• **Task details**
Copy whichever lines contain the string "spec".
────────
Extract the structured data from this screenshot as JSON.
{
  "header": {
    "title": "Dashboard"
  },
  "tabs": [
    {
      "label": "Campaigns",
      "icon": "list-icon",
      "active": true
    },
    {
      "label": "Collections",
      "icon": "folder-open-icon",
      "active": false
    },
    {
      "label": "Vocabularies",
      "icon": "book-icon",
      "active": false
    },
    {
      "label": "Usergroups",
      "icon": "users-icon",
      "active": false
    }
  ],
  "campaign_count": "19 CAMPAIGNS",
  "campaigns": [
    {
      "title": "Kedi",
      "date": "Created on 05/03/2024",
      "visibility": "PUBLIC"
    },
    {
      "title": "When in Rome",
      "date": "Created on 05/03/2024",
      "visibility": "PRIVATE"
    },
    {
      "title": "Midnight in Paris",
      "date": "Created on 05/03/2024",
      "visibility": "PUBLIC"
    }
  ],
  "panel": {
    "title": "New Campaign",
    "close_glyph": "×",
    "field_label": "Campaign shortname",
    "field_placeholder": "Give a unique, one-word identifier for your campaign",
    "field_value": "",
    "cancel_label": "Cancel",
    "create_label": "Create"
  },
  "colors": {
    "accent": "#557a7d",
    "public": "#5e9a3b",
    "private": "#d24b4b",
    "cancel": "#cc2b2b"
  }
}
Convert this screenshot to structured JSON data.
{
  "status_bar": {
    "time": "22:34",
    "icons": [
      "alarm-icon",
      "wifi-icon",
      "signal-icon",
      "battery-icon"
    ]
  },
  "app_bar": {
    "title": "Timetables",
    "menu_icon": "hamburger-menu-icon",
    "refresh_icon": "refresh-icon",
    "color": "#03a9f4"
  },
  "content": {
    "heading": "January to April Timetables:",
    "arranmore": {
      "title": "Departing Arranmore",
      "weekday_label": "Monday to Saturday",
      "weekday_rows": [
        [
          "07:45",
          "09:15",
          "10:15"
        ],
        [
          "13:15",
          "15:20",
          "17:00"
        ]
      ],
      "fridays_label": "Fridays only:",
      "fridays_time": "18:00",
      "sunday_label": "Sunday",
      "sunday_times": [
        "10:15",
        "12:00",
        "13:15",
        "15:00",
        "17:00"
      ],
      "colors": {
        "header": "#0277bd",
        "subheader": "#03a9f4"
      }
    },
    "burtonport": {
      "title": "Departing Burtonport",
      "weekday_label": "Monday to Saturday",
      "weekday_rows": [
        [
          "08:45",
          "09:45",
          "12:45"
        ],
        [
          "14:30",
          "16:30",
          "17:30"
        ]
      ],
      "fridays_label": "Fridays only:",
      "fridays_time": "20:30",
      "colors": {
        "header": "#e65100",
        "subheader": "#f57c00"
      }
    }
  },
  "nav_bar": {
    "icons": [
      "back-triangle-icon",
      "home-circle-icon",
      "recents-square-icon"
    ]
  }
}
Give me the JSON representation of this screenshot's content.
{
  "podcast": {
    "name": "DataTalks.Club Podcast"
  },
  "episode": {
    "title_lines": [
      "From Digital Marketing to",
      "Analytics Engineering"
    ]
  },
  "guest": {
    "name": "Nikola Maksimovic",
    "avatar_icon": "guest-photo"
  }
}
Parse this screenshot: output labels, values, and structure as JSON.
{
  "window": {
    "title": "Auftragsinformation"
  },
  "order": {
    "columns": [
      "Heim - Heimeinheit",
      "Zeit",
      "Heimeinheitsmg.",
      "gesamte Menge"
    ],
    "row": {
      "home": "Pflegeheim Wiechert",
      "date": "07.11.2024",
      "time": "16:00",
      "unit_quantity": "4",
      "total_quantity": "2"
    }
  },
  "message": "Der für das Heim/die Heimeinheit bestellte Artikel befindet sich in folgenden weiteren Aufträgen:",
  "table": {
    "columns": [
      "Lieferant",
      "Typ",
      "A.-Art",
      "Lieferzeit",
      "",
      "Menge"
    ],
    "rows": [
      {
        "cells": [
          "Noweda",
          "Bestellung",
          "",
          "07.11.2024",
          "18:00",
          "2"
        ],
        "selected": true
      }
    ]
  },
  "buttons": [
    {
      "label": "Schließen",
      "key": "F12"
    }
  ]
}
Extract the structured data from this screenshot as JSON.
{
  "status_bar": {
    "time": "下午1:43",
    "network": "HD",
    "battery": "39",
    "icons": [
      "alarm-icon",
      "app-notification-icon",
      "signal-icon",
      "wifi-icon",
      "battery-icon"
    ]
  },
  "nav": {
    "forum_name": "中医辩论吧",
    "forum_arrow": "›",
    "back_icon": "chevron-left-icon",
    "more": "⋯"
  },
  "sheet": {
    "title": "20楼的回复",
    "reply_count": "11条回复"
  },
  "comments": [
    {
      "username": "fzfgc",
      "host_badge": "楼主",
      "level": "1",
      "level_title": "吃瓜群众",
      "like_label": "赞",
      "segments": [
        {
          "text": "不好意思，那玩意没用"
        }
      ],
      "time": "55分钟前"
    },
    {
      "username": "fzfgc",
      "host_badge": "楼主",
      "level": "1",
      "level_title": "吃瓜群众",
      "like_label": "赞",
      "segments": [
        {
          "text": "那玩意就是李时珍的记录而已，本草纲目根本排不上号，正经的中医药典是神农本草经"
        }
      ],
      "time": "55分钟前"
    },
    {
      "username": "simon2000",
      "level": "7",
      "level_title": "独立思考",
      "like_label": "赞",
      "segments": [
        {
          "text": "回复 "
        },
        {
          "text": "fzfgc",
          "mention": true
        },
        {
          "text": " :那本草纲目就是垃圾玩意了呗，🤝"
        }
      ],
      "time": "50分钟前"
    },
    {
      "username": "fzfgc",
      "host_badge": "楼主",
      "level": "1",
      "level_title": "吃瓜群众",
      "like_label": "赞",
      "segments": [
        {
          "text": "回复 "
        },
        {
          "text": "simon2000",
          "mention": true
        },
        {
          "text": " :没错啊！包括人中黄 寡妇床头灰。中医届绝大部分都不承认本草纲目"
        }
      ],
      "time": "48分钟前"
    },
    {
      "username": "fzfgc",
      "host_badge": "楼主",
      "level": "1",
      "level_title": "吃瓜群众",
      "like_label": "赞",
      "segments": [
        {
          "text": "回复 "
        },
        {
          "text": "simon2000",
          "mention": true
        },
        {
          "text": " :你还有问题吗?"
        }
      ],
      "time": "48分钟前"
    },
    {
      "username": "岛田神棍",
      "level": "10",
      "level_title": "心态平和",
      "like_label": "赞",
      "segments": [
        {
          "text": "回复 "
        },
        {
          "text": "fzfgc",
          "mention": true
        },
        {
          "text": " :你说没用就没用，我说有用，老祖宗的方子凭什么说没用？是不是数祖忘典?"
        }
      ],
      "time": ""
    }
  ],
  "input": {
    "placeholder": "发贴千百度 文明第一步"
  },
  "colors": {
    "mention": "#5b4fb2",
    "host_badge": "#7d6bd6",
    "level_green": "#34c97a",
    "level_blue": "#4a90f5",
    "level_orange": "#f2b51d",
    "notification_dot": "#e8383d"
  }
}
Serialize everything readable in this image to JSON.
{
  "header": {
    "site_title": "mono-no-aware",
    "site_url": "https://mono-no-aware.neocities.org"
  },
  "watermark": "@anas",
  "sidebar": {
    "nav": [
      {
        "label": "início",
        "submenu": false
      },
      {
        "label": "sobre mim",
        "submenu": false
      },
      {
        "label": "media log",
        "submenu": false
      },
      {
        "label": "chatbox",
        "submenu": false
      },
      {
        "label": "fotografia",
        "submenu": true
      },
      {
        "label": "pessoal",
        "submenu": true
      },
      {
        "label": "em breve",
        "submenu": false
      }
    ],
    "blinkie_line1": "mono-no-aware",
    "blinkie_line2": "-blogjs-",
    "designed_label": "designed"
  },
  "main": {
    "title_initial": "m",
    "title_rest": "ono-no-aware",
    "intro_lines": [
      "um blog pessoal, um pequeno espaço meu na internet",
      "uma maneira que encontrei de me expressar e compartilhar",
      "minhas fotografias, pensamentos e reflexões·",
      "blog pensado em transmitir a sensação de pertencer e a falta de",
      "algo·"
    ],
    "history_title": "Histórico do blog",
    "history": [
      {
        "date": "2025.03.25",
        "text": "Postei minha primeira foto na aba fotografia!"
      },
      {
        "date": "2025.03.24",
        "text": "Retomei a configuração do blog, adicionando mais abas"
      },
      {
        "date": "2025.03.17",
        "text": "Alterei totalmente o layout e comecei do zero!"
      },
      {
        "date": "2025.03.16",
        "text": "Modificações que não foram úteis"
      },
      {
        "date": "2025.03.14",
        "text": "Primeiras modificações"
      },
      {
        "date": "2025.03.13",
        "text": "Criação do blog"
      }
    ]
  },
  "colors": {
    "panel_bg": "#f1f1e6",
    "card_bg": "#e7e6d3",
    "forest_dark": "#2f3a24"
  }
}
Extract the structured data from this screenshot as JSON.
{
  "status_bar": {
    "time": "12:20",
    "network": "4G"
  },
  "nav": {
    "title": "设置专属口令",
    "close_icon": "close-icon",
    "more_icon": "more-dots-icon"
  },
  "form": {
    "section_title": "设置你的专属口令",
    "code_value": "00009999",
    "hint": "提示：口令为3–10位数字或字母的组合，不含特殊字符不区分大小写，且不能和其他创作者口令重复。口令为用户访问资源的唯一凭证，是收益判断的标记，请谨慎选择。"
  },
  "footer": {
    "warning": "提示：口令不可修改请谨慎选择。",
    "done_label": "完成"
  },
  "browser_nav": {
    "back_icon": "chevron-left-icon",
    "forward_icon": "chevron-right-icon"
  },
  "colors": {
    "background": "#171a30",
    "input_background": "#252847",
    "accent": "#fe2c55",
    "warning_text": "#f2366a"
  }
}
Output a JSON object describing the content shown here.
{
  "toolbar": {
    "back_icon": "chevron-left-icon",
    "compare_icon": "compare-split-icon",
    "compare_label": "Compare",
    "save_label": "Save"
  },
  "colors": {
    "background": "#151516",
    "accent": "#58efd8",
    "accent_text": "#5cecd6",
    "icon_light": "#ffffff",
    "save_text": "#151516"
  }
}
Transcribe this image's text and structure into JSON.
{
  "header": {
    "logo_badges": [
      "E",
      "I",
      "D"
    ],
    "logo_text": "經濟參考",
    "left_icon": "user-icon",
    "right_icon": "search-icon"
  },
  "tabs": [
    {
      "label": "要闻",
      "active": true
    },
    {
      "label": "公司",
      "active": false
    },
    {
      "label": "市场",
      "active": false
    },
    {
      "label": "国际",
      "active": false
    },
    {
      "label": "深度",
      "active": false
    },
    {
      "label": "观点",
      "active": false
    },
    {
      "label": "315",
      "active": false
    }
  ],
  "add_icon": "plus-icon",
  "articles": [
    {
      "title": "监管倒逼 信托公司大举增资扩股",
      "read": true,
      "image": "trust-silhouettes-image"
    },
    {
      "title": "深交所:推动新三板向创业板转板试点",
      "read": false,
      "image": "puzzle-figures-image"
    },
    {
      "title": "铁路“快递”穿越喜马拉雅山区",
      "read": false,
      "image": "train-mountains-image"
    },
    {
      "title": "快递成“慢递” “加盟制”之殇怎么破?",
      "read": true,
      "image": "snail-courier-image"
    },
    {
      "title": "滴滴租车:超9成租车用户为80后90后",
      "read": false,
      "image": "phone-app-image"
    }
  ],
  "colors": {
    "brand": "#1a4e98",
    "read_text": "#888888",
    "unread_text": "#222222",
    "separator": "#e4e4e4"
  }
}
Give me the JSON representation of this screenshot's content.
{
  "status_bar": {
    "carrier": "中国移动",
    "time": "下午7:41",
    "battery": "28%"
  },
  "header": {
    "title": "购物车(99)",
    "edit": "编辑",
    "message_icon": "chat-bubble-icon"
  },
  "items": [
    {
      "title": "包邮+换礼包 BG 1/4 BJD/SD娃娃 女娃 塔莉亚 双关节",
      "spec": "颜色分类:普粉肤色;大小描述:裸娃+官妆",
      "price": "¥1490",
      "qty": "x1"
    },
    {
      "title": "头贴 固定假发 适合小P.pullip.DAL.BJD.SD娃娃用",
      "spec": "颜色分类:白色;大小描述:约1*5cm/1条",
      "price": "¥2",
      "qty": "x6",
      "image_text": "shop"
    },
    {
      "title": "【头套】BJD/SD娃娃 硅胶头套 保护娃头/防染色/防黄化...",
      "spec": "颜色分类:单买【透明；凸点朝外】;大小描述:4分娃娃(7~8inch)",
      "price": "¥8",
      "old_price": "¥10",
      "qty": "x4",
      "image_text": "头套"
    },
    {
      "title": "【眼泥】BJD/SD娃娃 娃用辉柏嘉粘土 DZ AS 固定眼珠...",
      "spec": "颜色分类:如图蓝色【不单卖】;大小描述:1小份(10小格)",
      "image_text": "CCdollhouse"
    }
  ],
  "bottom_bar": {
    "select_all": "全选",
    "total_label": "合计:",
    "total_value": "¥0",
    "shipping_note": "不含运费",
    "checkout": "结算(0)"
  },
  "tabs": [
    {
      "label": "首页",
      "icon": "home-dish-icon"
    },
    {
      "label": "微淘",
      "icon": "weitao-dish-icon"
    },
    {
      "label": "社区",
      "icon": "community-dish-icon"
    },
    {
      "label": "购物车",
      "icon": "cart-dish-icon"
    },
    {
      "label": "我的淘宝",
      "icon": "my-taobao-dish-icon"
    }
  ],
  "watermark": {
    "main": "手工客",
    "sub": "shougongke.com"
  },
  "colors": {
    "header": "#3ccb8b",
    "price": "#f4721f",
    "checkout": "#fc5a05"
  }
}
────────
• **Solution to this problem**
      "spec": "颜色分类:普粉肤色;大小描述:裸娃+官妆",
      "spec": "颜色分类:白色;大小描述:约1*5cm/1条",
      "spec": "颜色分类:单买【透明；凸点朝外】;大小描述:4分娃娃(7~8inch)",
      "spec": "颜色分类:如图蓝色【不单卖】;大小描述:1小份(10小格)",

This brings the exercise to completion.